WHAT YOU HAVE TO DO
Please give the part of the listing that opens with its first line and closes with the line containing "- island-chuuk-a: [1074, 725, 1098, 741]" as a JSON list of strings, one per line, leaving out blank lines.
***
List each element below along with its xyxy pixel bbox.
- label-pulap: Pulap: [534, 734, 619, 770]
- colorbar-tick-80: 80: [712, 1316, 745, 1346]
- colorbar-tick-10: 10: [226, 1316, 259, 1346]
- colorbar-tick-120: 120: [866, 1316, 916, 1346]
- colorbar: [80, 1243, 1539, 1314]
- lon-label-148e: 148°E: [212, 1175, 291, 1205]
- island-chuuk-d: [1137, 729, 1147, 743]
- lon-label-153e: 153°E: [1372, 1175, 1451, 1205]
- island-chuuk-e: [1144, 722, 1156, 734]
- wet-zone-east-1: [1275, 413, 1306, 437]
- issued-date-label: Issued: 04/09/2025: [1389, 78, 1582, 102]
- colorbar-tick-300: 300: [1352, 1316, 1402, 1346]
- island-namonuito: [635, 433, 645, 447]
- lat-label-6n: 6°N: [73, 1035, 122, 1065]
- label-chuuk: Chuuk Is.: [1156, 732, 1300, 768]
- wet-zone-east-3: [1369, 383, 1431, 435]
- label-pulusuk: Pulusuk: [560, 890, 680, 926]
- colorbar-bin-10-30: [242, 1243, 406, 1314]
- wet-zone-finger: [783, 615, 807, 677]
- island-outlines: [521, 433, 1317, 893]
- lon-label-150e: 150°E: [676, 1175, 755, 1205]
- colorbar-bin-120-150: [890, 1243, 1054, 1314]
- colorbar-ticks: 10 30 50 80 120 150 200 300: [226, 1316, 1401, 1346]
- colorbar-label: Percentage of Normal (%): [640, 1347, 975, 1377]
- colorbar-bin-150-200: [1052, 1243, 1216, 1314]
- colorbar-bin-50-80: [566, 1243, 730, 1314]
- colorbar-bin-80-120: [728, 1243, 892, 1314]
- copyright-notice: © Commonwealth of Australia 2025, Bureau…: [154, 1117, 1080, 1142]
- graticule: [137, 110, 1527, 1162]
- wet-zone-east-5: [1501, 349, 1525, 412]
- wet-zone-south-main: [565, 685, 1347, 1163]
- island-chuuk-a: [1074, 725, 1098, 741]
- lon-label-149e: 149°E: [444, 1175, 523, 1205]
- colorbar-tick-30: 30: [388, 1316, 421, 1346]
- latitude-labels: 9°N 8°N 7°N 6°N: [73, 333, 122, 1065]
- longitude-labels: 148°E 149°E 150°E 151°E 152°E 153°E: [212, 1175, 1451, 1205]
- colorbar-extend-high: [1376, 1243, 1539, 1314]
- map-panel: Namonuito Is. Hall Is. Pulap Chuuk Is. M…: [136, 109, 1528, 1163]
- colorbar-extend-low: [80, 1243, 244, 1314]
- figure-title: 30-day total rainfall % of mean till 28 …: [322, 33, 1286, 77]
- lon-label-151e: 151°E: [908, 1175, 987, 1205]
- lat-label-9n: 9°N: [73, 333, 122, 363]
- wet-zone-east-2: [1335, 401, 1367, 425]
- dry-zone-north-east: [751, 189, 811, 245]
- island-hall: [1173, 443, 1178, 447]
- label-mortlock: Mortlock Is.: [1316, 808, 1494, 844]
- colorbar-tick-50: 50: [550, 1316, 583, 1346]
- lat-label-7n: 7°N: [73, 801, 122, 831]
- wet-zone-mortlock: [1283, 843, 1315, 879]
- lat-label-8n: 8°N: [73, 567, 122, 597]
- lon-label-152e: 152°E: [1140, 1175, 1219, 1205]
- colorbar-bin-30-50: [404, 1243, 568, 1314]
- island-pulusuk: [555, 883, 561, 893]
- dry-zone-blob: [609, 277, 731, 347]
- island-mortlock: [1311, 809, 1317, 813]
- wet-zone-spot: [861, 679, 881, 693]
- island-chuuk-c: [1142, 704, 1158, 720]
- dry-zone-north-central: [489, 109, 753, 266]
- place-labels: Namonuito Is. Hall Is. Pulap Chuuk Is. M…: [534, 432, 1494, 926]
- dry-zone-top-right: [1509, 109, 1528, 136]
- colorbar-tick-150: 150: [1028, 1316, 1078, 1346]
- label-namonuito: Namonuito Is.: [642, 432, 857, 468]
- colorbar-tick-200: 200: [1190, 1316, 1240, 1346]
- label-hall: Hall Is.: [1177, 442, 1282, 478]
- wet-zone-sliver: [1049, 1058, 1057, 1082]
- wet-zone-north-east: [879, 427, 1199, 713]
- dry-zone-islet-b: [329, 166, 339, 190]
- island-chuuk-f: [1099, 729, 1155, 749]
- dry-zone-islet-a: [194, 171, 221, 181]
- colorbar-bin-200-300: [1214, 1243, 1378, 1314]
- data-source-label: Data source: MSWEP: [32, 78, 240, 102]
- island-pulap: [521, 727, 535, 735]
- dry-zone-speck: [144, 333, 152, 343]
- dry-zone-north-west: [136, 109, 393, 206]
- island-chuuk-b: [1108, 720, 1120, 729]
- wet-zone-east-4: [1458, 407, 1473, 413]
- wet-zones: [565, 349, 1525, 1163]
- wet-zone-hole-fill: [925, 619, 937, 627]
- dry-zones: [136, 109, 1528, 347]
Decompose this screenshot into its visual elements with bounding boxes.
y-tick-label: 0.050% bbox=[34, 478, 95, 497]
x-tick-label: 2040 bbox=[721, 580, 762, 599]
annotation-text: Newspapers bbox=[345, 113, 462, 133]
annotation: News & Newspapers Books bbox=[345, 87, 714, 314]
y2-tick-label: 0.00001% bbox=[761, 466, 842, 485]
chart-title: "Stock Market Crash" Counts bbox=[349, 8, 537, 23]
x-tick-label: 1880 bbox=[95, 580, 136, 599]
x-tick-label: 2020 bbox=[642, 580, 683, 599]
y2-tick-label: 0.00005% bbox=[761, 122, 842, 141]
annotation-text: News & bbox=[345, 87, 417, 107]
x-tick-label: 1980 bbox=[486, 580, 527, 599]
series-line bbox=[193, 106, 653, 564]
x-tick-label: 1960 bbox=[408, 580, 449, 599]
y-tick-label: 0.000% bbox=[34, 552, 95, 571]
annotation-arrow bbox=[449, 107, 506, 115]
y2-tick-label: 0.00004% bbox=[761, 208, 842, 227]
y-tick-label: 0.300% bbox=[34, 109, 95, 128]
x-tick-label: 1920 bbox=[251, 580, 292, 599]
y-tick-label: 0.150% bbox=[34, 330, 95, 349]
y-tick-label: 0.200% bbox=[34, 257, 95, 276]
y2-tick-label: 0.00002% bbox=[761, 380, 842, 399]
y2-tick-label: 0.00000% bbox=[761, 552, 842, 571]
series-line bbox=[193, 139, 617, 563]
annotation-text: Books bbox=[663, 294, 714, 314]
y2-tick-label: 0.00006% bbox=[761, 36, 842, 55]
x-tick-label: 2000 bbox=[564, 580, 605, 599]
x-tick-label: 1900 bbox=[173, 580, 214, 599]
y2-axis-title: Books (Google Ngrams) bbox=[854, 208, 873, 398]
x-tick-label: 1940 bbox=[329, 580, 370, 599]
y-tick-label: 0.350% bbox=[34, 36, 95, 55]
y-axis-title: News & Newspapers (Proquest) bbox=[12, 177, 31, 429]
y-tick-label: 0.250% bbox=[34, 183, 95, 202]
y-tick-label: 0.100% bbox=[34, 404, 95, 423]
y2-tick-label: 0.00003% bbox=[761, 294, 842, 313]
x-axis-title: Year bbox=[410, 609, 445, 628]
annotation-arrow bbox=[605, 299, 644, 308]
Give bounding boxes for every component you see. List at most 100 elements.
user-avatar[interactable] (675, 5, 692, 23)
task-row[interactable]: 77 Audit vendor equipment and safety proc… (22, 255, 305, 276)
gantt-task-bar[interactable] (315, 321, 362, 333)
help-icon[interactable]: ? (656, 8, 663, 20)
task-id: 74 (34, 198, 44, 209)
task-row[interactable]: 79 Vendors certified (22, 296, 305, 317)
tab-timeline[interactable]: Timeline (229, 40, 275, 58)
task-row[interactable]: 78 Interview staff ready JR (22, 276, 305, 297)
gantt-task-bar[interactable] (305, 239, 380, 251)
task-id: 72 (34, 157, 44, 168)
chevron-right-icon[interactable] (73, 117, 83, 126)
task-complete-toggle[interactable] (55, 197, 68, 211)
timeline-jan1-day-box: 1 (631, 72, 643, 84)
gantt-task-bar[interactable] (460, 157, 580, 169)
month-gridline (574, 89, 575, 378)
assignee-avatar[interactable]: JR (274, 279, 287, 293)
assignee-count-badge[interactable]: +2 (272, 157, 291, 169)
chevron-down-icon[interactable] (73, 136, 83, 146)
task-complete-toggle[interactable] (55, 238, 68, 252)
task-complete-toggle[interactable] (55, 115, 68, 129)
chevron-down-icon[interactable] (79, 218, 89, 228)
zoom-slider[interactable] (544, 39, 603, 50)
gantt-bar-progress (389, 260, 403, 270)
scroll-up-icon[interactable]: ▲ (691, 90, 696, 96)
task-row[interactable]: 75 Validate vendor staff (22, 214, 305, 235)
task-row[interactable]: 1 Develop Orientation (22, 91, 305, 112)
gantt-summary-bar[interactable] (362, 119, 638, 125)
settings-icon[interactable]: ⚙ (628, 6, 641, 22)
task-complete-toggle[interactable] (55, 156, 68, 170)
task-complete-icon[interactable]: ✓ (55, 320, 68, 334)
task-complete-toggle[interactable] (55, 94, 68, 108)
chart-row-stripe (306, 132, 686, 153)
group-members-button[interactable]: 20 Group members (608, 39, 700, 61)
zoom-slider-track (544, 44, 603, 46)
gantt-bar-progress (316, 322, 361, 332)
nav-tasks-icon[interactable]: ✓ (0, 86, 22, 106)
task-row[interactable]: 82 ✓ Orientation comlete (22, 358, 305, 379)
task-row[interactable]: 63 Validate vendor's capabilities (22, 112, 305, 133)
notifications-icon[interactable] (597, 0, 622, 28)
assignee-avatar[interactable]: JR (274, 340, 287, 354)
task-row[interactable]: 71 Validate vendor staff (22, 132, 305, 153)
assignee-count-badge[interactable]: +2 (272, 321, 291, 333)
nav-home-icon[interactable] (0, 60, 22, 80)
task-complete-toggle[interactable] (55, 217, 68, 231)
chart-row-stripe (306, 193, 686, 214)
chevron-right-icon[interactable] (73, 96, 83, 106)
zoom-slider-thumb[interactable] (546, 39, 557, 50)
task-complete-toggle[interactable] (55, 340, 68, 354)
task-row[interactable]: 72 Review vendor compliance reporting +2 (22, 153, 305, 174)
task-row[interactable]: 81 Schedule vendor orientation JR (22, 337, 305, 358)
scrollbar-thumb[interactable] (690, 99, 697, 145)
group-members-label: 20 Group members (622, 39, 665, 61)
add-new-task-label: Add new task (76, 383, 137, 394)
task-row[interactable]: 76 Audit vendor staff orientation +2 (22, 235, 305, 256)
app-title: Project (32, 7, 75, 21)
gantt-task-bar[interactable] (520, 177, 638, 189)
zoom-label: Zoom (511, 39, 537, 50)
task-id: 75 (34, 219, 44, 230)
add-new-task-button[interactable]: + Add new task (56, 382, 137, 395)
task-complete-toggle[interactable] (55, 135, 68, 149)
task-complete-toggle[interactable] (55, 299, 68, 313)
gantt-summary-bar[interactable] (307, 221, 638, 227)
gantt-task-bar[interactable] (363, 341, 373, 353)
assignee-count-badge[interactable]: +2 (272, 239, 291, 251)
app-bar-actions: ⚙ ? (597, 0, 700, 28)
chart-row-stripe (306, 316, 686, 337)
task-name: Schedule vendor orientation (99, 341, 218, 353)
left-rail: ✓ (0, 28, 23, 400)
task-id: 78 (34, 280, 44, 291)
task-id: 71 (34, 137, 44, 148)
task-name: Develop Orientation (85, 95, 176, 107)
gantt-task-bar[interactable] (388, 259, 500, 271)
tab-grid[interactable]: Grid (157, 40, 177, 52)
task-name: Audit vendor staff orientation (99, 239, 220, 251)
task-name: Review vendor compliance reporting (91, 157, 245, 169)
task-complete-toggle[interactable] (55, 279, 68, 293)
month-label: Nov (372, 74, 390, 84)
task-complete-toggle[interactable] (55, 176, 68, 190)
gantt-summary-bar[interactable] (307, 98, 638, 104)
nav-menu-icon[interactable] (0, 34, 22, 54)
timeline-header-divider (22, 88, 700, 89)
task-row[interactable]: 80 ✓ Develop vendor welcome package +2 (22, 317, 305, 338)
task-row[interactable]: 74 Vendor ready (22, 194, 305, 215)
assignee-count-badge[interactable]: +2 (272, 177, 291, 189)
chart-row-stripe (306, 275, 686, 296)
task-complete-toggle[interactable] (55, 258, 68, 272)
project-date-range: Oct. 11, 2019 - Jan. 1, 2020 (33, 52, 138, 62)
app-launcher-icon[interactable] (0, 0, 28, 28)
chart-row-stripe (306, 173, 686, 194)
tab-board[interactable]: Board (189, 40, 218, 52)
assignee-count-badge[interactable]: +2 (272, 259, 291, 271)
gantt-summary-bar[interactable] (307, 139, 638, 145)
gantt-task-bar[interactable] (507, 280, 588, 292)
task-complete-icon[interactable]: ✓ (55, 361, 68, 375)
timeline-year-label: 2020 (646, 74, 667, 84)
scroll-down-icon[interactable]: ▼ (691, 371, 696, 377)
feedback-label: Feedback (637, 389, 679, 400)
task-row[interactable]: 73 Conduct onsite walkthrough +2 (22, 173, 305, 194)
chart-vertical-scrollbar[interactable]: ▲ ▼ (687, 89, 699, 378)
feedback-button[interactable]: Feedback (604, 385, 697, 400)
***
THE OUTPUT
[
  "List each element below along with its xyxy pixel bbox.",
  "- label-pulap: Pulap: [534, 734, 619, 770]",
  "- colorbar-tick-80: 80: [712, 1316, 745, 1346]",
  "- colorbar-tick-10: 10: [226, 1316, 259, 1346]",
  "- colorbar-tick-120: 120: [866, 1316, 916, 1346]",
  "- colorbar: [80, 1243, 1539, 1314]",
  "- lon-label-148e: 148°E: [212, 1175, 291, 1205]",
  "- island-chuuk-d: [1137, 729, 1147, 743]",
  "- lon-label-153e: 153°E: [1372, 1175, 1451, 1205]",
  "- island-chuuk-e: [1144, 722, 1156, 734]",
  "- wet-zone-east-1: [1275, 413, 1306, 437]",
  "- issued-date-label: Issued: 04/09/2025: [1389, 78, 1582, 102]",
  "- colorbar-tick-300: 300: [1352, 1316, 1402, 1346]",
  "- island-namonuito: [635, 433, 645, 447]",
  "- lat-label-6n: 6°N: [73, 1035, 122, 1065]",
  "- label-chuuk: Chuuk Is.: [1156, 732, 1300, 768]",
  "- wet-zone-east-3: [1369, 383, 1431, 435]",
  "- label-pulusuk: Pulusuk: [560, 890, 680, 926]",
  "- colorbar-bin-10-30: [242, 1243, 406, 1314]",
  "- wet-zone-finger: [783, 615, 807, 677]",
  "- island-outlines: [521, 433, 1317, 893]",
  "- lon-label-150e: 150°E: [676, 1175, 755, 1205]",
  "- colorbar-bin-120-150: [890, 1243, 1054, 1314]",
  "- colorbar-ticks: 10 30 50 80 120 150 200 300: [226, 1316, 1401, 1346]",
  "- colorbar-label: Percentage of Normal (%): [640, 1347, 975, 1377]",
  "- colorbar-bin-150-200: [1052, 1243, 1216, 1314]",
  "- colorbar-bin-50-80: [566, 1243, 730, 1314]",
  "- colorbar-bin-80-120: [728, 1243, 892, 1314]",
  "- copyright-notice: © Commonwealth of Australia 2025, Bureau…: [154, 1117, 1080, 1142]",
  "- graticule: [137, 110, 1527, 1162]",
  "- wet-zone-east-5: [1501, 349, 1525, 412]",
  "- wet-zone-south-main: [565, 685, 1347, 1163]",
  "- island-chuuk-a: [1074, 725, 1098, 741]"
]